◆ What you will do:
Set down all of the data that follows word for word, without the images.

◆ Records:
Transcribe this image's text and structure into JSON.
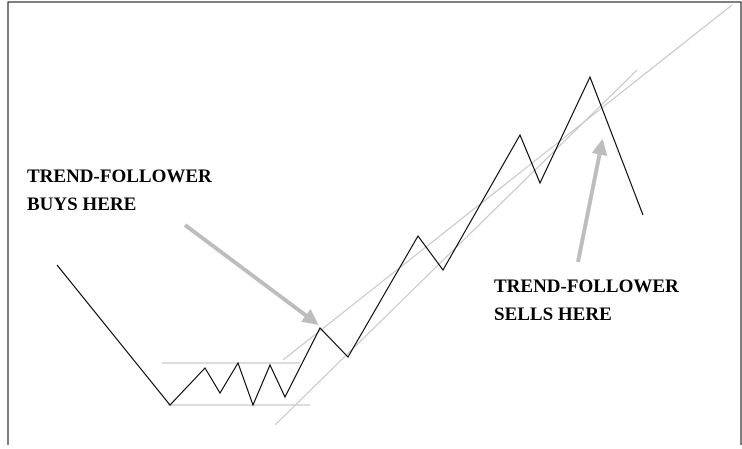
{
  "annotations": [
    {
      "lines": [
        "TREND-FOLLOWER",
        "BUYS HERE"
      ]
    },
    {
      "lines": [
        "TREND-FOLLOWER",
        "SELLS HERE"
      ]
    }
  ]
}
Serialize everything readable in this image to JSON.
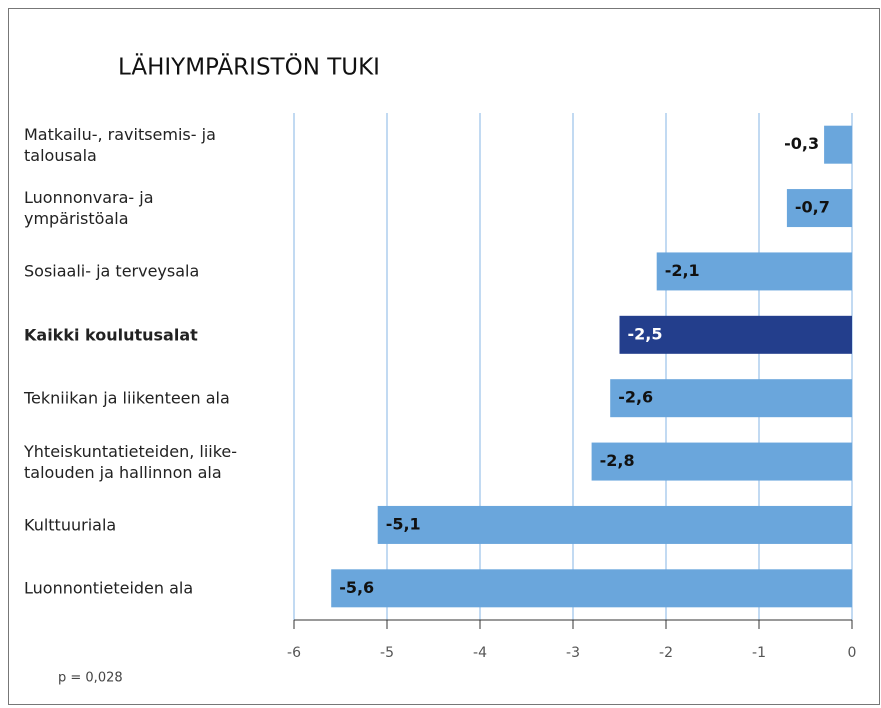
{
  "chart_data": {
    "type": "barh",
    "title": "LÄHIYMPÄRISTÖN TUKI",
    "categories": [
      "Matkailu-, ravitsemis- ja\ntalousala",
      "Luonnonvara- ja\nympäristöala",
      "Sosiaali- ja terveysala",
      "Kaikki koulutusalat",
      "Tekniikan ja liikenteen ala",
      "Yhteiskuntatieteiden, liike-\ntalouden ja hallinnon ala",
      "Kulttuuriala",
      "Luonnontieteiden ala"
    ],
    "values": [
      -0.3,
      -0.7,
      -2.1,
      -2.5,
      -2.6,
      -2.8,
      -5.1,
      -5.6
    ],
    "value_labels": [
      "-0,3",
      "-0,7",
      "-2,1",
      "-2,5",
      "-2,6",
      "-2,8",
      "-5,1",
      "-5,6"
    ],
    "color": "#6aa6dc",
    "highlight_color": "#233e8c",
    "highlight_index": 3,
    "xlim": [
      -6,
      0
    ],
    "xticks": [
      -6,
      -5,
      -4,
      -3,
      -2,
      -1,
      0
    ],
    "grid": true,
    "note": "p = 0,028"
  }
}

◆ Task response:
Transcribe this image's text and structure into JSON.
{
  "annotations": [
    {
      "lines": [
        "TREND-FOLLOWER",
        "BUYS HERE"
      ]
    },
    {
      "lines": [
        "TREND-FOLLOWER",
        "SELLS HERE"
      ]
    }
  ]
}
Serialize everything readable in this image to JSON.
{
  "chart_data": {
    "type": "barh",
    "title": "LÄHIYMPÄRISTÖN TUKI",
    "categories": [
      "Matkailu-, ravitsemis- ja\ntalousala",
      "Luonnonvara- ja\nympäristöala",
      "Sosiaali- ja terveysala",
      "Kaikki koulutusalat",
      "Tekniikan ja liikenteen ala",
      "Yhteiskuntatieteiden, liike-\ntalouden ja hallinnon ala",
      "Kulttuuriala",
      "Luonnontieteiden ala"
    ],
    "values": [
      -0.3,
      -0.7,
      -2.1,
      -2.5,
      -2.6,
      -2.8,
      -5.1,
      -5.6
    ],
    "value_labels": [
      "-0,3",
      "-0,7",
      "-2,1",
      "-2,5",
      "-2,6",
      "-2,8",
      "-5,1",
      "-5,6"
    ],
    "color": "#6aa6dc",
    "highlight_color": "#233e8c",
    "highlight_index": 3,
    "xlim": [
      -6,
      0
    ],
    "xticks": [
      -6,
      -5,
      -4,
      -3,
      -2,
      -1,
      0
    ],
    "grid": true,
    "note": "p = 0,028"
  }
}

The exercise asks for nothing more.